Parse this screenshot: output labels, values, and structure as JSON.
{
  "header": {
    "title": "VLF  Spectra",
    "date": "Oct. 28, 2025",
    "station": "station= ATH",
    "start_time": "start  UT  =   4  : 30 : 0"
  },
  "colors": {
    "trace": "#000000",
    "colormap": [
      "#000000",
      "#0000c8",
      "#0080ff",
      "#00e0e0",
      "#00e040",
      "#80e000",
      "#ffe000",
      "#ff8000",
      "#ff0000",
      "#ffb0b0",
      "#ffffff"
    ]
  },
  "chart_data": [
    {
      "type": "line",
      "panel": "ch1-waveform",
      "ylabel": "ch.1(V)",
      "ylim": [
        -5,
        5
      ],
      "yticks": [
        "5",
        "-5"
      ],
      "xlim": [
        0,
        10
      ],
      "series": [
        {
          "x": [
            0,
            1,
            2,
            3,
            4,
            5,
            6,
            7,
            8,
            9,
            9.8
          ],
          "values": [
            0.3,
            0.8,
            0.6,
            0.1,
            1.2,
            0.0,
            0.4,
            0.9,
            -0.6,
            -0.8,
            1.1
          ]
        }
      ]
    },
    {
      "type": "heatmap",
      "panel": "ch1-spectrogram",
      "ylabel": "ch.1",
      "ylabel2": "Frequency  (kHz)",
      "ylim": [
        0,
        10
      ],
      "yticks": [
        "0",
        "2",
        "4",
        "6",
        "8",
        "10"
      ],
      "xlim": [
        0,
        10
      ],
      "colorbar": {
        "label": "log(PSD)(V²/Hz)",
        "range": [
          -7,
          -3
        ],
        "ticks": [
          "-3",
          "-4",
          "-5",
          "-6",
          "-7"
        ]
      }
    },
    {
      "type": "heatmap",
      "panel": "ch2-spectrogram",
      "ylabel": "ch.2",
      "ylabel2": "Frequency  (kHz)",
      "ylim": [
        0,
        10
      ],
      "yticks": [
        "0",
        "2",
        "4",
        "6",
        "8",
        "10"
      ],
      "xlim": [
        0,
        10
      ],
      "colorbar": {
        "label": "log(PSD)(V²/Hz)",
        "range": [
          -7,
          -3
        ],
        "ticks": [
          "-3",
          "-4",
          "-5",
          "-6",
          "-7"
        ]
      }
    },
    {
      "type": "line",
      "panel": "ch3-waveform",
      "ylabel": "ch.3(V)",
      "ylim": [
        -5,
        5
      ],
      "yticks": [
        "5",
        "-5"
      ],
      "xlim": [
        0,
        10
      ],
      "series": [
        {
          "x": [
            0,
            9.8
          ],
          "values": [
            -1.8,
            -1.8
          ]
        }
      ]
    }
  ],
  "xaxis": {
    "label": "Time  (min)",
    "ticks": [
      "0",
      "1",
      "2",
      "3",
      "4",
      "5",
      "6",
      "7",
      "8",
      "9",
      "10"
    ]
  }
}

────────────────────────────────────────

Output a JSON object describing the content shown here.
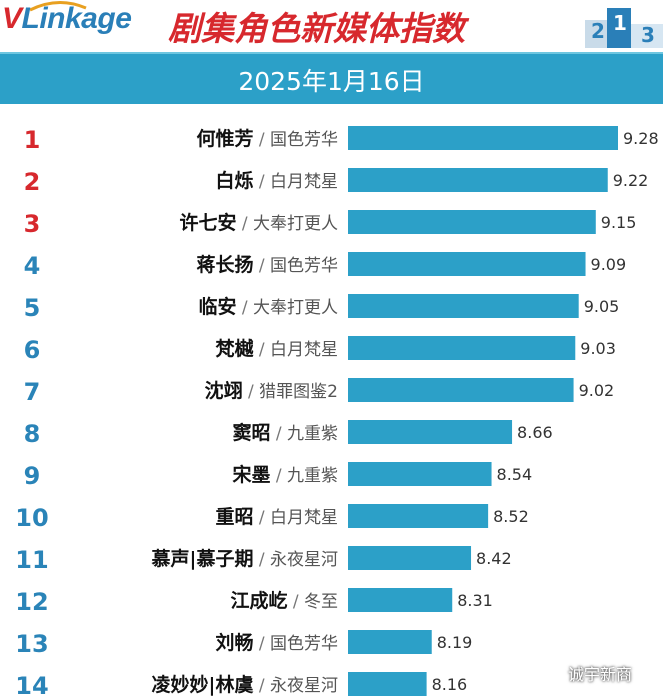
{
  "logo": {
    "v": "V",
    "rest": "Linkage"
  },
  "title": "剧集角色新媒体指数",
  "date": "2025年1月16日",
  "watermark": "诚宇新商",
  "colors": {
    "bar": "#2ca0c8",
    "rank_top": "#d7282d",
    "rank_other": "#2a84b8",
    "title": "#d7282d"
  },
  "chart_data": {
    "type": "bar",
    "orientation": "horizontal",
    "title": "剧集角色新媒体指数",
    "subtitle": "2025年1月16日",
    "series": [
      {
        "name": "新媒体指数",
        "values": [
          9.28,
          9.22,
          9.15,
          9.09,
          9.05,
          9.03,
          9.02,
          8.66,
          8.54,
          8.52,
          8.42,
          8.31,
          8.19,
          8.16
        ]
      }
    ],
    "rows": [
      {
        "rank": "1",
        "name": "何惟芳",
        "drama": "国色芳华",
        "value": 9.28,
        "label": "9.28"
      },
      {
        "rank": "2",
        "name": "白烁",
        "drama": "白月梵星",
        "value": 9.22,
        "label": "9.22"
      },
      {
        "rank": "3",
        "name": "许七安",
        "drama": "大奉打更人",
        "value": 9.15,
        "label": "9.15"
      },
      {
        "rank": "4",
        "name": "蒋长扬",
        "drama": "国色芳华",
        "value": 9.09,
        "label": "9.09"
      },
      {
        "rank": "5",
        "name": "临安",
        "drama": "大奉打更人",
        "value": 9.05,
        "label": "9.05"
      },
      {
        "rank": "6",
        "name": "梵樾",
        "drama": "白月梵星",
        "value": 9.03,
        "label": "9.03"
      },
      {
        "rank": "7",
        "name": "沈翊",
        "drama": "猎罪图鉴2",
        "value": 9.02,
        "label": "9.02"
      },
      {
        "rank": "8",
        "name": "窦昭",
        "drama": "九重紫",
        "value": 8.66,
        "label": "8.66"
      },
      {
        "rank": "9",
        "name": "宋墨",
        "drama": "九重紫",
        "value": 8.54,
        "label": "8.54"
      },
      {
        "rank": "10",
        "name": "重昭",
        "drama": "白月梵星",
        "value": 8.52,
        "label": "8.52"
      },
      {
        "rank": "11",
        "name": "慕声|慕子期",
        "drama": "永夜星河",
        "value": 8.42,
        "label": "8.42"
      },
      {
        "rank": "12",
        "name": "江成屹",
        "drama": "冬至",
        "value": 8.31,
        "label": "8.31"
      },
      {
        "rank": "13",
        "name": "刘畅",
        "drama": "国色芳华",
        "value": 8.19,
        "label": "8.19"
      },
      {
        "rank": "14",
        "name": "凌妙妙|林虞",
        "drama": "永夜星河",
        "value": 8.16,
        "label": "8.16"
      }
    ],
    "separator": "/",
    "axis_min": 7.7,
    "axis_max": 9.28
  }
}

────────────────────────────────────────

■ Goal
Using the entries above, find all lines with "panel". Copy them.

■ Written solution
      "panel": "ch1-waveform",
      "panel": "ch1-spectrogram",
      "panel": "ch2-spectrogram",
      "panel": "ch3-waveform",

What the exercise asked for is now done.